Given data:
****************
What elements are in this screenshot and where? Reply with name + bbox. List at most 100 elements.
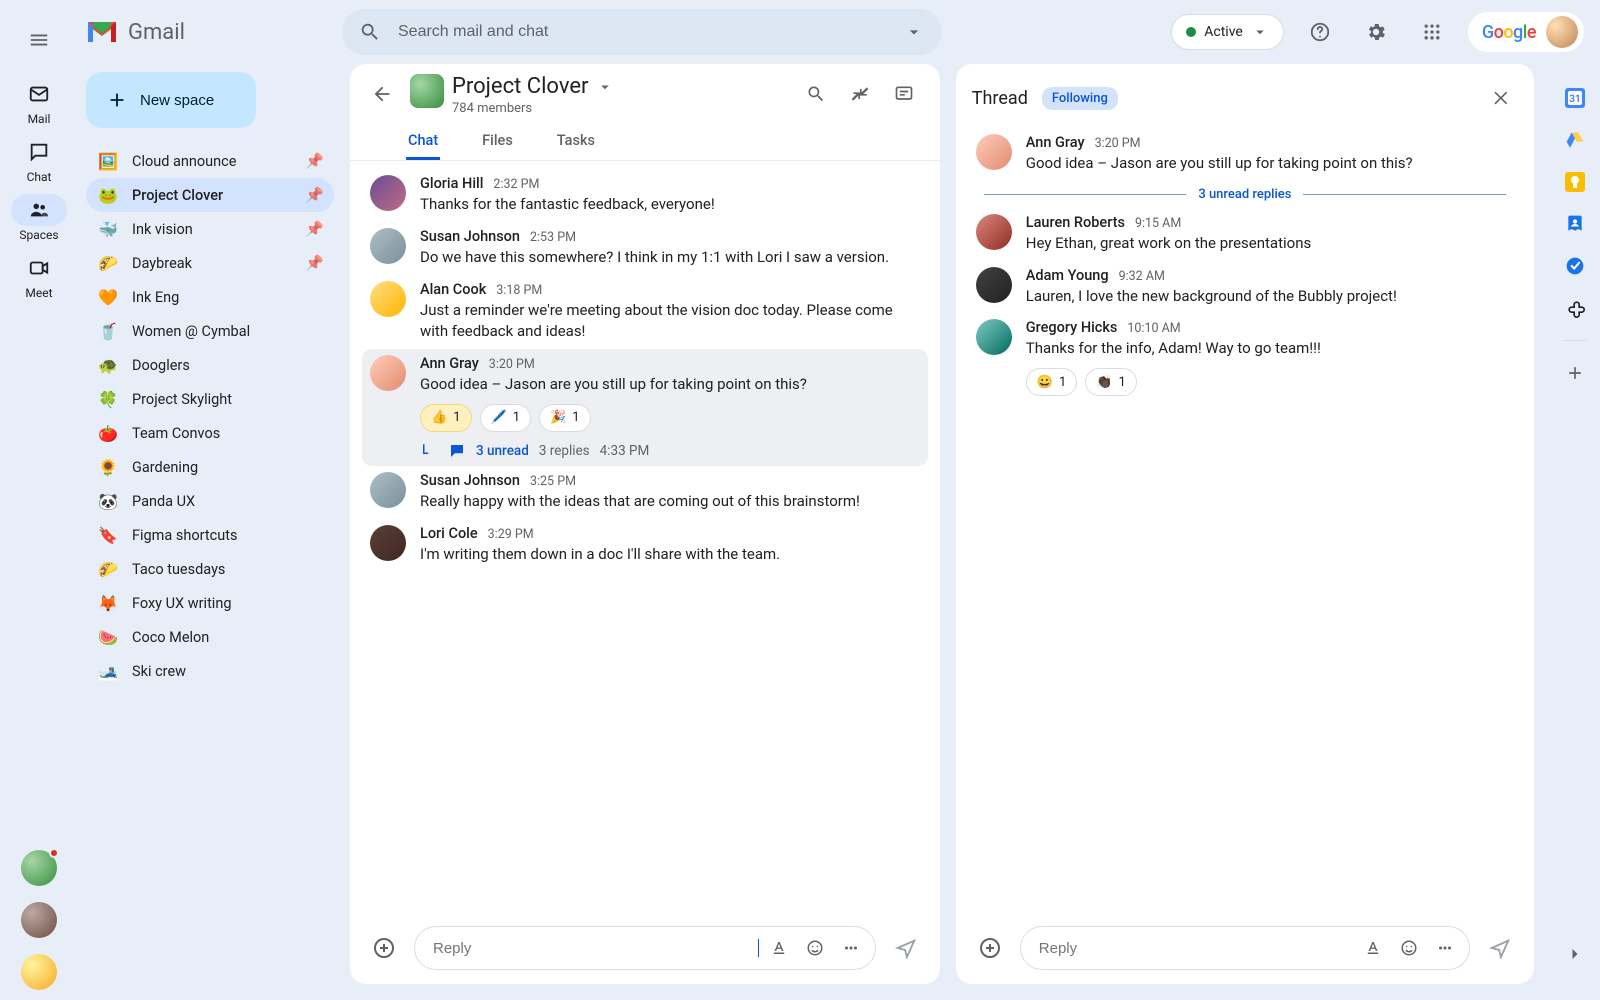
****************
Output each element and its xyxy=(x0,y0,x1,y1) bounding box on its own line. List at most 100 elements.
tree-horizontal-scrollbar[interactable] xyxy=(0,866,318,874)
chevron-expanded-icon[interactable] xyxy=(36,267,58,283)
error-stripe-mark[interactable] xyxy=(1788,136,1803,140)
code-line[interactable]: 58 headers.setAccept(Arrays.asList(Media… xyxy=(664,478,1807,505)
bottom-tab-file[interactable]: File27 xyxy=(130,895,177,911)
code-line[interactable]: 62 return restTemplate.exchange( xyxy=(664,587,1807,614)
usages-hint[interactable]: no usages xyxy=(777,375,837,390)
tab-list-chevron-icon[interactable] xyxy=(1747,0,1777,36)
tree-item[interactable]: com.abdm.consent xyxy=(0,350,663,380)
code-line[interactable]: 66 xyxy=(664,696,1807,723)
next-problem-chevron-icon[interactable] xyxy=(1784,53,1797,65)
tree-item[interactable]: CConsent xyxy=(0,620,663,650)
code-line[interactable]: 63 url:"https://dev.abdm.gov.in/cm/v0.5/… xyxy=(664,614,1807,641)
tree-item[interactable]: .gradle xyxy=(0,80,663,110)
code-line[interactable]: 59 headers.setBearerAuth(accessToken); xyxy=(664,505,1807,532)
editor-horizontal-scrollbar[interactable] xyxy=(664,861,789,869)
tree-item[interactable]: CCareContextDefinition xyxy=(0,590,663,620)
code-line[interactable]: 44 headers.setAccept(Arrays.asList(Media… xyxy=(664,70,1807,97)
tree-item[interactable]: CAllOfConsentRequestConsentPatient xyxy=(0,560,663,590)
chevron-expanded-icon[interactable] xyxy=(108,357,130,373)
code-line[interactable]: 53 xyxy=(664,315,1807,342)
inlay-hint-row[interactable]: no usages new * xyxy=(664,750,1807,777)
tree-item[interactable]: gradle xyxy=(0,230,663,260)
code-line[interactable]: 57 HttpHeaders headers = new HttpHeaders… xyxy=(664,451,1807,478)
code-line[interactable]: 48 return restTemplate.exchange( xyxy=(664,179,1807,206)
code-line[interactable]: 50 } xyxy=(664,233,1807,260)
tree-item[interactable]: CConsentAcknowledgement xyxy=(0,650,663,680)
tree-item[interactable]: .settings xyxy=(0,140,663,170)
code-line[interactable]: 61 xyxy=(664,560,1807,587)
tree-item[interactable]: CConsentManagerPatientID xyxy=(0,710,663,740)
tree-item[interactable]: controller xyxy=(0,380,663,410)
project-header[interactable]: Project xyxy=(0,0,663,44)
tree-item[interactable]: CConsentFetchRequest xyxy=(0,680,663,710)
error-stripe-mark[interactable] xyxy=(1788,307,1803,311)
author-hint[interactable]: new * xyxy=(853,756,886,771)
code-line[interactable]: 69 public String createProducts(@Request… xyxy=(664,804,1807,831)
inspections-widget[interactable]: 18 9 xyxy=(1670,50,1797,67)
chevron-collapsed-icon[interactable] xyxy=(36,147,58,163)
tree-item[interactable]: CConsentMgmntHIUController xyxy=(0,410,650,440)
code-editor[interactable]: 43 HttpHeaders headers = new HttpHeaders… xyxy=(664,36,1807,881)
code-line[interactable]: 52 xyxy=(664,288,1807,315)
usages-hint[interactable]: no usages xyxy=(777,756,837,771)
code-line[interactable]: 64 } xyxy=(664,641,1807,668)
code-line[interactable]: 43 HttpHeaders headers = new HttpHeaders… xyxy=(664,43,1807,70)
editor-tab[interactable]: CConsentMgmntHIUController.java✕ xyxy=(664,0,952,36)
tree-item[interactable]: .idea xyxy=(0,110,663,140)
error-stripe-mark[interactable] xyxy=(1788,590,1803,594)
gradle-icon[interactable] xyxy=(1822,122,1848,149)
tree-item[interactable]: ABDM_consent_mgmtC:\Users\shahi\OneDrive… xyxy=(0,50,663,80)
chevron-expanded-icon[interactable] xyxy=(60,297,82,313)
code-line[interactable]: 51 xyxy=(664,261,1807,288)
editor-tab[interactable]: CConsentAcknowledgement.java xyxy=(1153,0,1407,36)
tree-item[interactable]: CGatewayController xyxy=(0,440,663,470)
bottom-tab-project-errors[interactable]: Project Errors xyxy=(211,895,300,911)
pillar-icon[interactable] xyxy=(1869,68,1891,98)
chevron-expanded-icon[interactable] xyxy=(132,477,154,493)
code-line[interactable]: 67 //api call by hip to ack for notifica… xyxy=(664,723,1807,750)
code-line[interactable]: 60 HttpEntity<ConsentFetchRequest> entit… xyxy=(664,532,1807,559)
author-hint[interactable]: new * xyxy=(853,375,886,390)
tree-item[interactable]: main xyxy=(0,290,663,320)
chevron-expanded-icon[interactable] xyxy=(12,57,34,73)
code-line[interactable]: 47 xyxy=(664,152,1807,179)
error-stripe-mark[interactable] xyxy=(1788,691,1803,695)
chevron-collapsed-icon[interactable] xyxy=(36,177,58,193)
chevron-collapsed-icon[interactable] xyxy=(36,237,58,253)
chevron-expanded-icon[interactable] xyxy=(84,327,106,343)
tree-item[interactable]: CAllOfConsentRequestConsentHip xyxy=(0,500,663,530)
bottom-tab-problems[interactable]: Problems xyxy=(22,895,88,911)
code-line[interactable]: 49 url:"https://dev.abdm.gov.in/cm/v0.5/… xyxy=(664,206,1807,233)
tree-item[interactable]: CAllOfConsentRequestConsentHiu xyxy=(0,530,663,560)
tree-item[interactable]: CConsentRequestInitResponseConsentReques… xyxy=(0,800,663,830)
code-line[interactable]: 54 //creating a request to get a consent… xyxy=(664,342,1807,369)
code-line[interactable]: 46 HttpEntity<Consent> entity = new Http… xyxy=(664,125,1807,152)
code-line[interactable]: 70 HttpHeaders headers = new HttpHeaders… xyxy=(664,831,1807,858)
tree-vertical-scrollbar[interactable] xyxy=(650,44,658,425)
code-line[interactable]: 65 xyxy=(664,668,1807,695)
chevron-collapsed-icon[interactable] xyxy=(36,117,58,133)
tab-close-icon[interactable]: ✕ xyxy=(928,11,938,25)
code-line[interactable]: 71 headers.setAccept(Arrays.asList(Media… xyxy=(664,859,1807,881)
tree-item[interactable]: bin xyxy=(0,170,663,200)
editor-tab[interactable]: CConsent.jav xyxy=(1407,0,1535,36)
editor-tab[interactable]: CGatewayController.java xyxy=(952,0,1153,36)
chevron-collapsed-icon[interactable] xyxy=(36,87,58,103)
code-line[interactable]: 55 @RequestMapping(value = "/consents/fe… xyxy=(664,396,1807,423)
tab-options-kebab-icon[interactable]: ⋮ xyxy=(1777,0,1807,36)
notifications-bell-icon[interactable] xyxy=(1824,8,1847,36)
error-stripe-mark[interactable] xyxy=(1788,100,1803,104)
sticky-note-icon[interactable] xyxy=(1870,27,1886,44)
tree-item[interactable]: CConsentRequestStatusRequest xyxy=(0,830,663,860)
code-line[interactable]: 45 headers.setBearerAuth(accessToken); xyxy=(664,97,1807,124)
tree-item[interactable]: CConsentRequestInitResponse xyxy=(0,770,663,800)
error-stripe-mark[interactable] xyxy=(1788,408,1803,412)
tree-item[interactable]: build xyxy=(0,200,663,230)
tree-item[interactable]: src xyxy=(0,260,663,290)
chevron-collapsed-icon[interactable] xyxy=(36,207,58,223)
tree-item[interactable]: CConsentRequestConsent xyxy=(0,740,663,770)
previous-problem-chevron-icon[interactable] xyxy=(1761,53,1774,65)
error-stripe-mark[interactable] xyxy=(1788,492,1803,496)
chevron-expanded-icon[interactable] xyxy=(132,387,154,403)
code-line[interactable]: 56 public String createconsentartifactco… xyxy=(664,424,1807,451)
****************
What is needed:
Convert the lines above into a two-column CSV with the headers instruction and response, one row per instruction, with each field quoted and line breaks replaced by spaces. Begin at the line that has "Output each element" and stop after the line that has "chevron-expanded-icon[interactable] xyxy=(36,267,58,283)".

Completed exercise:
instruction,response
"Output each element and its xyxy=(x0,y0,x1,y1) bounding box on its own line. List at most 100 elements.","tree-horizontal-scrollbar[interactable] xyxy=(0,866,318,874) chevron-expanded-icon[interactable] xyxy=(36,267,58,283)"